[Collected data]
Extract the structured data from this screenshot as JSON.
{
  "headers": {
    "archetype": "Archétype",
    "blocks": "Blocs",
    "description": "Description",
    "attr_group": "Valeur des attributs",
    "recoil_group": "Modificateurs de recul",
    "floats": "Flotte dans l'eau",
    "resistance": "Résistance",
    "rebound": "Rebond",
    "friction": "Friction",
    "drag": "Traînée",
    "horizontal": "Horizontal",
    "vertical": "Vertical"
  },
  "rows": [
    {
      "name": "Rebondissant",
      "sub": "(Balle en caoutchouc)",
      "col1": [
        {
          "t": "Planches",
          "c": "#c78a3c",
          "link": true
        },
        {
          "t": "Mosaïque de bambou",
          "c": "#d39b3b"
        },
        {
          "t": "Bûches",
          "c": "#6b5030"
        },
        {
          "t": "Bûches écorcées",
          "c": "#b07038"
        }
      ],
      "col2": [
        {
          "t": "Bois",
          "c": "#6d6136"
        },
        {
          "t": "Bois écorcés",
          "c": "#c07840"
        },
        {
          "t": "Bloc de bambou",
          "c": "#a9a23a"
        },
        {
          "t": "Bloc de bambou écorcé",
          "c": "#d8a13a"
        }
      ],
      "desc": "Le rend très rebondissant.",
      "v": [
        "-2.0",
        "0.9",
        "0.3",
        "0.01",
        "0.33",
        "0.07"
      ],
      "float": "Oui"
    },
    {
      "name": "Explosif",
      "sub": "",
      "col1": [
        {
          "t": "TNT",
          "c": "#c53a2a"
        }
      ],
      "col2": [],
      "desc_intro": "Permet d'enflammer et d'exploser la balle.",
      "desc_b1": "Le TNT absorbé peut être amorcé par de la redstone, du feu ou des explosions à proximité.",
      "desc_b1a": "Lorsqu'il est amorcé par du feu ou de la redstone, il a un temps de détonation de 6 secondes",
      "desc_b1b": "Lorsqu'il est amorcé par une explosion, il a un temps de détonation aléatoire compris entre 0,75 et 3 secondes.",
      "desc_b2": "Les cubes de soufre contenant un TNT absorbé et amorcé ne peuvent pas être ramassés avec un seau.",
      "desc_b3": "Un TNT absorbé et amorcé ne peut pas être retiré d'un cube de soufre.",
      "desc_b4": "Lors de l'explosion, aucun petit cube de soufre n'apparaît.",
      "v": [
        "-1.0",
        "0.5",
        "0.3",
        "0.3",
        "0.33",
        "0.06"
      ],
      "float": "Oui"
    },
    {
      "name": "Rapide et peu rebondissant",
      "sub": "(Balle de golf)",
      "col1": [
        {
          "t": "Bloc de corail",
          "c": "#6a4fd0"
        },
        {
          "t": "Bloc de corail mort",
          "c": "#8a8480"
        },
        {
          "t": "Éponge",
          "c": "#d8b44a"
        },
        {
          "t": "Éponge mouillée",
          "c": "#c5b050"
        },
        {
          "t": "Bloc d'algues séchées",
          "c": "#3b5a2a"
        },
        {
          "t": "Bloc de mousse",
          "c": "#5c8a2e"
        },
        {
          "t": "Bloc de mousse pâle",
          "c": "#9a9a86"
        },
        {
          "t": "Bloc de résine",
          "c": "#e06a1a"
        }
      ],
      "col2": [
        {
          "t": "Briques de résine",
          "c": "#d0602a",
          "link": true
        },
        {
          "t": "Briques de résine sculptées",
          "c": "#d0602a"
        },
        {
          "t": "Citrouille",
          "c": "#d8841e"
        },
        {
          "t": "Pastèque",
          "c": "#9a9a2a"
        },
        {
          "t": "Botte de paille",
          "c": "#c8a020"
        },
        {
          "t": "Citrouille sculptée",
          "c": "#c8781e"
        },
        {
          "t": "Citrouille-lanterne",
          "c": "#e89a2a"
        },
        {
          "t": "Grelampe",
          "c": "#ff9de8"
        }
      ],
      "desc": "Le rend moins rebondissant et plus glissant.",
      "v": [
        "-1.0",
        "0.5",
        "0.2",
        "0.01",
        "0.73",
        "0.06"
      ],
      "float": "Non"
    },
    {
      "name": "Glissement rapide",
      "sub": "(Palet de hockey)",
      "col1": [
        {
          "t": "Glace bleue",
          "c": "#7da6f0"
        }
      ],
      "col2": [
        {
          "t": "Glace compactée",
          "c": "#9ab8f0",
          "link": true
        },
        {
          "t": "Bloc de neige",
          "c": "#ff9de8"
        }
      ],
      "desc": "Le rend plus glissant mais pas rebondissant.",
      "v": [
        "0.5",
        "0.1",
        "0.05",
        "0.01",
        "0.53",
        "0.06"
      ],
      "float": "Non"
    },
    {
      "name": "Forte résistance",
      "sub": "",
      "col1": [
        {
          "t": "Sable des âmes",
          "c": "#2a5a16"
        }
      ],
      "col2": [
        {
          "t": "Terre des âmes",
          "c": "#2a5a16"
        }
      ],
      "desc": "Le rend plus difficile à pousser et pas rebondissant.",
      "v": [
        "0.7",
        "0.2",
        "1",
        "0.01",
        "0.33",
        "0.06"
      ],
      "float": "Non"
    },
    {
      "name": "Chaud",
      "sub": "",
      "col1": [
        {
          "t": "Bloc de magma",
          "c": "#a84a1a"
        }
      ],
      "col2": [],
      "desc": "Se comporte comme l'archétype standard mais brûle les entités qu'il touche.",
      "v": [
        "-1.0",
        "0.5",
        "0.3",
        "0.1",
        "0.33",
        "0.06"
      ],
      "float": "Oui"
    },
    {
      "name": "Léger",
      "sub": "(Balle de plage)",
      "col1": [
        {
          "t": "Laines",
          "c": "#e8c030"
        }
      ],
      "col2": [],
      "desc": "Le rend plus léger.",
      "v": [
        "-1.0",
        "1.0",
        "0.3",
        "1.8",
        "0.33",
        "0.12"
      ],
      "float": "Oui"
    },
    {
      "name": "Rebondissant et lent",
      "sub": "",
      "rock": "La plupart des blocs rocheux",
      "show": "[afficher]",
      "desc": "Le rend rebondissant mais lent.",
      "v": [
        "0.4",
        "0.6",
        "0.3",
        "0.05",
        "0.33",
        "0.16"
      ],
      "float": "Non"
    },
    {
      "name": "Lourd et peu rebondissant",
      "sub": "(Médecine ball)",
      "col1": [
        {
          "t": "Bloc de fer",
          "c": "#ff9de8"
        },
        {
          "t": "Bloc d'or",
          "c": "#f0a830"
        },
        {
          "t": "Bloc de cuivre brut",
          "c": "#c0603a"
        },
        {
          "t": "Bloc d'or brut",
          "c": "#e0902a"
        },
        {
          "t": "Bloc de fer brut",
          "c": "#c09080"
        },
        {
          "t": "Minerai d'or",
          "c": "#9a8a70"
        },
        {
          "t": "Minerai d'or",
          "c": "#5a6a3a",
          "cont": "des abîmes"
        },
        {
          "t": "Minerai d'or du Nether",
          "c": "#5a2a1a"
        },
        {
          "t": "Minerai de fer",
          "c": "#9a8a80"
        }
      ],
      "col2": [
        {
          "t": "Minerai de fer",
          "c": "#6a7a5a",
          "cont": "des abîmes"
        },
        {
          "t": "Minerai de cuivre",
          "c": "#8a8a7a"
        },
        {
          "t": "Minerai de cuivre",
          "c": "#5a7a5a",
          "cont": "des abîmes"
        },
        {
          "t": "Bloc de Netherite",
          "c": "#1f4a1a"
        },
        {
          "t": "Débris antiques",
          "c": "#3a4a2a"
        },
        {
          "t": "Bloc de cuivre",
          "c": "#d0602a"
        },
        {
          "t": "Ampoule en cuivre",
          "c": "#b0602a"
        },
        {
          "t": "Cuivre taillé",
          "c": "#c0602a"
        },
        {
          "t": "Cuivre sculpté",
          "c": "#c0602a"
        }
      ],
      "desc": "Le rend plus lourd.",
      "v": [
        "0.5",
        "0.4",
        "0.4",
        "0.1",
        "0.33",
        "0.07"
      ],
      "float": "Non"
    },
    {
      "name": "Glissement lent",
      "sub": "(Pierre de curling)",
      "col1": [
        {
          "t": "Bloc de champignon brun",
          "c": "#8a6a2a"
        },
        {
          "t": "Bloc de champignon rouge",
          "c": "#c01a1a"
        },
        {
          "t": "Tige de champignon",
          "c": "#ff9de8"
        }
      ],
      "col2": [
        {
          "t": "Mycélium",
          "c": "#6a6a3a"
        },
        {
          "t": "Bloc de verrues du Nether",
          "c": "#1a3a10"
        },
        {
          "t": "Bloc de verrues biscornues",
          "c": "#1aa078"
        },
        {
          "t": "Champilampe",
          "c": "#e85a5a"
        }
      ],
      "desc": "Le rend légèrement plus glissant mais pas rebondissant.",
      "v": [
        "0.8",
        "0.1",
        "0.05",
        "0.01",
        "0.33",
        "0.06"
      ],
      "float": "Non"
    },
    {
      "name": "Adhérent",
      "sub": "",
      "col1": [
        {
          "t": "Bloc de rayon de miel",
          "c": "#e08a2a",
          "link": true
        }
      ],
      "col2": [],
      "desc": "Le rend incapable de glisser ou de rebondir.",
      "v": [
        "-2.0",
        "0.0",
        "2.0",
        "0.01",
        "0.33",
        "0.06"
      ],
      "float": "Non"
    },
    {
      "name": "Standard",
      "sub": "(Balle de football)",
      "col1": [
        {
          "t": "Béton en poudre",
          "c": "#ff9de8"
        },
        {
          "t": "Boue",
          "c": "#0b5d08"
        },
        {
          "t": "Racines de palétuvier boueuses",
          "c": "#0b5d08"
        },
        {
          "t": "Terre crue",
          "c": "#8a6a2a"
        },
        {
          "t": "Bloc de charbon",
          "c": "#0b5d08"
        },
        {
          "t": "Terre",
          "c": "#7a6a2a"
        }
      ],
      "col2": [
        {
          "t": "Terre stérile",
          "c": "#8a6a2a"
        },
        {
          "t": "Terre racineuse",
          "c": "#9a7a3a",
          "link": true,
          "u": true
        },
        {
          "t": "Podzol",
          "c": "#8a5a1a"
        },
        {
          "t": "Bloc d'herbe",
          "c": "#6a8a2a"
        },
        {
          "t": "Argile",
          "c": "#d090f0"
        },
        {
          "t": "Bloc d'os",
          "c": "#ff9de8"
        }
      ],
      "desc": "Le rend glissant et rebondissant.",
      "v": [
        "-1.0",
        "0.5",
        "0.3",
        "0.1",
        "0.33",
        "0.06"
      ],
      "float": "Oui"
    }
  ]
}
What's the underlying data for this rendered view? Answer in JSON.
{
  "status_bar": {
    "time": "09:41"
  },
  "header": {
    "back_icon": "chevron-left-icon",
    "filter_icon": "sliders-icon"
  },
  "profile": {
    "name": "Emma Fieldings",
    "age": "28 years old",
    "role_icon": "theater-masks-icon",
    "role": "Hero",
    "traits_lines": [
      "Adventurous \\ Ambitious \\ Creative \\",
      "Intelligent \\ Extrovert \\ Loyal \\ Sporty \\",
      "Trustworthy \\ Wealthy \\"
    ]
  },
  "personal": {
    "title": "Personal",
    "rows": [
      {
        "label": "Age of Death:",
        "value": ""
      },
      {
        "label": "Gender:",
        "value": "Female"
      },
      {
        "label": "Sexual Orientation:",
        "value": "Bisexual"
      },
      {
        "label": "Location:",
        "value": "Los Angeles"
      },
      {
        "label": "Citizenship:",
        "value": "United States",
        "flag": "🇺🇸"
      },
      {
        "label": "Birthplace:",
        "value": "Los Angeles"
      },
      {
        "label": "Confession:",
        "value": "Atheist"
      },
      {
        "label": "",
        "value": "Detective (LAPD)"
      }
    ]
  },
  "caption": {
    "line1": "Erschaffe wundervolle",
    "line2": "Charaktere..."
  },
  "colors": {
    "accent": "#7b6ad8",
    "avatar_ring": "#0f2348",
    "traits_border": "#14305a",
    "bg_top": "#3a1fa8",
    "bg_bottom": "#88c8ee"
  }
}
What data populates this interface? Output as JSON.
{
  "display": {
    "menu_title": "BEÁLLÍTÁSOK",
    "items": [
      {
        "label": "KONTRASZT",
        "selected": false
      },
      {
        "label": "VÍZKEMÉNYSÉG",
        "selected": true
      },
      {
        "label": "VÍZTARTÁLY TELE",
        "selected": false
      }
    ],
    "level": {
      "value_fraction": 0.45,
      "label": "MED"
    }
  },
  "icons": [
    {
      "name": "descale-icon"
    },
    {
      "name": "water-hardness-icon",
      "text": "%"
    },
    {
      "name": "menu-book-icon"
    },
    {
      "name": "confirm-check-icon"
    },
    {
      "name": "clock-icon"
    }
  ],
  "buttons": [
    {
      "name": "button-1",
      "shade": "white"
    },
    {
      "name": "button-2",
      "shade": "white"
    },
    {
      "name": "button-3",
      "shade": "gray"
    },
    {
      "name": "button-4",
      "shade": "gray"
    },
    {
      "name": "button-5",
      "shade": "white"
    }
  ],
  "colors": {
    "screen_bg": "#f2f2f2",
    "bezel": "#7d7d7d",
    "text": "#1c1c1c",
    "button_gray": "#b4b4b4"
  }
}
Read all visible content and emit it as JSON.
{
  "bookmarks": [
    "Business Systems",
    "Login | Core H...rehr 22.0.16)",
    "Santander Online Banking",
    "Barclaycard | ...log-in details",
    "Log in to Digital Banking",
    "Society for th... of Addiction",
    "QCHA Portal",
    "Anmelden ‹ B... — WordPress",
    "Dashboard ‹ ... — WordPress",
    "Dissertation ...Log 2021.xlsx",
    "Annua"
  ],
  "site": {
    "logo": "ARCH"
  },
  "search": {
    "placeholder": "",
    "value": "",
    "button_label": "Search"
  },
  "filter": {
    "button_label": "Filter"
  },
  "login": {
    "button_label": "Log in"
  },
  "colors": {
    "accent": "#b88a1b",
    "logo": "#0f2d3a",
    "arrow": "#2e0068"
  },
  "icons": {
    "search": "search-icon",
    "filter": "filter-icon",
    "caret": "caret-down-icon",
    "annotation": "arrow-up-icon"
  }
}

### EXERCISE BRIEF
In the material above, tally every line with the string "WordPress" in it, then give that number alone.

### ANSWER IN FULL
2